- PROVIDED DATA -
+ + +

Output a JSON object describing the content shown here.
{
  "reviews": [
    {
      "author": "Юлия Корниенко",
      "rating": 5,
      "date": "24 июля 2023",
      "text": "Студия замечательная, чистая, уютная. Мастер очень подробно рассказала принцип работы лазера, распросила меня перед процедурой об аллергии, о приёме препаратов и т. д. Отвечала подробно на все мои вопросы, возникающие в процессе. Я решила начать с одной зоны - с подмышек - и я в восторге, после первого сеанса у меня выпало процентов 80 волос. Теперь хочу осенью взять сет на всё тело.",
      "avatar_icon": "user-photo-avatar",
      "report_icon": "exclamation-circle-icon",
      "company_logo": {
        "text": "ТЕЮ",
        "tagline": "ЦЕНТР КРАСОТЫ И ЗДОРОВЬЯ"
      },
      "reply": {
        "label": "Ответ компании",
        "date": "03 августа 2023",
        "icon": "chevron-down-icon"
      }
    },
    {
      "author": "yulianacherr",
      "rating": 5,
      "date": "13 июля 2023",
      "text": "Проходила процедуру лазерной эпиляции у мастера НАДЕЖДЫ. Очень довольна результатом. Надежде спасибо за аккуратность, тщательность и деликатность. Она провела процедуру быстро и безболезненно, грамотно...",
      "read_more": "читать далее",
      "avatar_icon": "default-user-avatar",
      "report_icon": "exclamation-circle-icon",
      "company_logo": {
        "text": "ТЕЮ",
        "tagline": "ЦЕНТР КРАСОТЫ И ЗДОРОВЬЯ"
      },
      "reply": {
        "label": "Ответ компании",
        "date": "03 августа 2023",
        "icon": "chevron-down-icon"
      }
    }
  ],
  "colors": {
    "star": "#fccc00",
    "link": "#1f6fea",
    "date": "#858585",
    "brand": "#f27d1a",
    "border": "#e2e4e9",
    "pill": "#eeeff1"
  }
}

+ + +

- AIM OF THE TASK -
Write out the material exactly as given.

- ANSWER TO THE TASK -
Output a JSON object describing the content shown here.
{
  "reviews": [
    {
      "author": "Юлия Корниенко",
      "rating": 5,
      "date": "24 июля 2023",
      "text": "Студия замечательная, чистая, уютная. Мастер очень подробно рассказала принцип работы лазера, распросила меня перед процедурой об аллергии, о приёме препаратов и т. д. Отвечала подробно на все мои вопросы, возникающие в процессе. Я решила начать с одной зоны - с подмышек - и я в восторге, после первого сеанса у меня выпало процентов 80 волос. Теперь хочу осенью взять сет на всё тело.",
      "avatar_icon": "user-photo-avatar",
      "report_icon": "exclamation-circle-icon",
      "company_logo": {
        "text": "ТЕЮ",
        "tagline": "ЦЕНТР КРАСОТЫ И ЗДОРОВЬЯ"
      },
      "reply": {
        "label": "Ответ компании",
        "date": "03 августа 2023",
        "icon": "chevron-down-icon"
      }
    },
    {
      "author": "yulianacherr",
      "rating": 5,
      "date": "13 июля 2023",
      "text": "Проходила процедуру лазерной эпиляции у мастера НАДЕЖДЫ. Очень довольна результатом. Надежде спасибо за аккуратность, тщательность и деликатность. Она провела процедуру быстро и безболезненно, грамотно...",
      "read_more": "читать далее",
      "avatar_icon": "default-user-avatar",
      "report_icon": "exclamation-circle-icon",
      "company_logo": {
        "text": "ТЕЮ",
        "tagline": "ЦЕНТР КРАСОТЫ И ЗДОРОВЬЯ"
      },
      "reply": {
        "label": "Ответ компании",
        "date": "03 августа 2023",
        "icon": "chevron-down-icon"
      }
    }
  ],
  "colors": {
    "star": "#fccc00",
    "link": "#1f6fea",
    "date": "#858585",
    "brand": "#f27d1a",
    "border": "#e2e4e9",
    "pill": "#eeeff1"
  }
}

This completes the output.